TASK OBJECTIVE: Transcribe all of the records precisely as they are presented.

Dataset excerpts:

+ + + +

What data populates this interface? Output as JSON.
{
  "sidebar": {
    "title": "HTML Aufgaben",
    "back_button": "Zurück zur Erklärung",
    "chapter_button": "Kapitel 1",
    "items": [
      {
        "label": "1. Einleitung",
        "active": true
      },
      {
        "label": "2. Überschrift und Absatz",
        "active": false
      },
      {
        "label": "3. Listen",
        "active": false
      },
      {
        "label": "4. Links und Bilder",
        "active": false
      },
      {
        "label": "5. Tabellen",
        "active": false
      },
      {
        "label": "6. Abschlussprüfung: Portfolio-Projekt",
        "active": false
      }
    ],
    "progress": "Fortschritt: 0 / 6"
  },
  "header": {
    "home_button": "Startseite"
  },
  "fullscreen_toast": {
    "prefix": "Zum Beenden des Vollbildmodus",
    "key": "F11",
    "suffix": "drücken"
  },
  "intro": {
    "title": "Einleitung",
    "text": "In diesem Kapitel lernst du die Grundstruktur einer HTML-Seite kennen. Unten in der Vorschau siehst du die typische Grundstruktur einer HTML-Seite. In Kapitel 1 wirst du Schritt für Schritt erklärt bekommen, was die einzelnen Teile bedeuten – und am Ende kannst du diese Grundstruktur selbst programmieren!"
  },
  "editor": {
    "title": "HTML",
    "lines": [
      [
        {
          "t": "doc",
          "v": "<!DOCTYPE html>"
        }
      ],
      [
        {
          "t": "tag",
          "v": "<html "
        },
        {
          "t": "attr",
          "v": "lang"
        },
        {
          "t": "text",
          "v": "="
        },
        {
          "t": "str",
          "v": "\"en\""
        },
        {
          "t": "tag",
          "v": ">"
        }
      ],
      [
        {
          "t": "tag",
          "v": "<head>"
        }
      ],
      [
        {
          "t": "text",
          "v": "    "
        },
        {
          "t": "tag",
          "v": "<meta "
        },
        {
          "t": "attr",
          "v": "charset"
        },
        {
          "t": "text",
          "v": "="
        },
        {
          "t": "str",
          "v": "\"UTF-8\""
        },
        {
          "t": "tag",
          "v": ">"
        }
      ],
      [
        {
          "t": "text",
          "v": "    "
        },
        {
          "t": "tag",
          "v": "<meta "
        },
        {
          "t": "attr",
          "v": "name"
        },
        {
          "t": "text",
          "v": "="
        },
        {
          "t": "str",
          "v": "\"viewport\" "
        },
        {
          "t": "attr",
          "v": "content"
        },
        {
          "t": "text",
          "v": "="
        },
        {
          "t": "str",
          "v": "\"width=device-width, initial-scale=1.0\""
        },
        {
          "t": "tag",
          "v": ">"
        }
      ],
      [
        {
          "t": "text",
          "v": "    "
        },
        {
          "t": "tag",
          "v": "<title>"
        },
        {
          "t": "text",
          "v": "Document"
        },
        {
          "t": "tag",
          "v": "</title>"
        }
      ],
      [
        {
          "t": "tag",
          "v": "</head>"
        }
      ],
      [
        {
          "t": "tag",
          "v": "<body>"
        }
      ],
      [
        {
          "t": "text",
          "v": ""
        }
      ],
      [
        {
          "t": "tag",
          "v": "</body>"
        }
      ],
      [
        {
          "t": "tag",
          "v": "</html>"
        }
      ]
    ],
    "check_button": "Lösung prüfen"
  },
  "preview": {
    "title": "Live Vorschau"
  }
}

+ + + +

SOLUTION:
What data populates this interface? Output as JSON.
{
  "sidebar": {
    "title": "HTML Aufgaben",
    "back_button": "Zurück zur Erklärung",
    "chapter_button": "Kapitel 1",
    "items": [
      {
        "label": "1. Einleitung",
        "active": true
      },
      {
        "label": "2. Überschrift und Absatz",
        "active": false
      },
      {
        "label": "3. Listen",
        "active": false
      },
      {
        "label": "4. Links und Bilder",
        "active": false
      },
      {
        "label": "5. Tabellen",
        "active": false
      },
      {
        "label": "6. Abschlussprüfung: Portfolio-Projekt",
        "active": false
      }
    ],
    "progress": "Fortschritt: 0 / 6"
  },
  "header": {
    "home_button": "Startseite"
  },
  "fullscreen_toast": {
    "prefix": "Zum Beenden des Vollbildmodus",
    "key": "F11",
    "suffix": "drücken"
  },
  "intro": {
    "title": "Einleitung",
    "text": "In diesem Kapitel lernst du die Grundstruktur einer HTML-Seite kennen. Unten in der Vorschau siehst du die typische Grundstruktur einer HTML-Seite. In Kapitel 1 wirst du Schritt für Schritt erklärt bekommen, was die einzelnen Teile bedeuten – und am Ende kannst du diese Grundstruktur selbst programmieren!"
  },
  "editor": {
    "title": "HTML",
    "lines": [
      [
        {
          "t": "doc",
          "v": "<!DOCTYPE html>"
        }
      ],
      [
        {
          "t": "tag",
          "v": "<html "
        },
        {
          "t": "attr",
          "v": "lang"
        },
        {
          "t": "text",
          "v": "="
        },
        {
          "t": "str",
          "v": "\"en\""
        },
        {
          "t": "tag",
          "v": ">"
        }
      ],
      [
        {
          "t": "tag",
          "v": "<head>"
        }
      ],
      [
        {
          "t": "text",
          "v": "    "
        },
        {
          "t": "tag",
          "v": "<meta "
        },
        {
          "t": "attr",
          "v": "charset"
        },
        {
          "t": "text",
          "v": "="
        },
        {
          "t": "str",
          "v": "\"UTF-8\""
        },
        {
          "t": "tag",
          "v": ">"
        }
      ],
      [
        {
          "t": "text",
          "v": "    "
        },
        {
          "t": "tag",
          "v": "<meta "
        },
        {
          "t": "attr",
          "v": "name"
        },
        {
          "t": "text",
          "v": "="
        },
        {
          "t": "str",
          "v": "\"viewport\" "
        },
        {
          "t": "attr",
          "v": "content"
        },
        {
          "t": "text",
          "v": "="
        },
        {
          "t": "str",
          "v": "\"width=device-width, initial-scale=1.0\""
        },
        {
          "t": "tag",
          "v": ">"
        }
      ],
      [
        {
          "t": "text",
          "v": "    "
        },
        {
          "t": "tag",
          "v": "<title>"
        },
        {
          "t": "text",
          "v": "Document"
        },
        {
          "t": "tag",
          "v": "</title>"
        }
      ],
      [
        {
          "t": "tag",
          "v": "</head>"
        }
      ],
      [
        {
          "t": "tag",
          "v": "<body>"
        }
      ],
      [
        {
          "t": "text",
          "v": ""
        }
      ],
      [
        {
          "t": "tag",
          "v": "</body>"
        }
      ],
      [
        {
          "t": "tag",
          "v": "</html>"
        }
      ]
    ],
    "check_button": "Lösung prüfen"
  },
  "preview": {
    "title": "Live Vorschau"
  }
}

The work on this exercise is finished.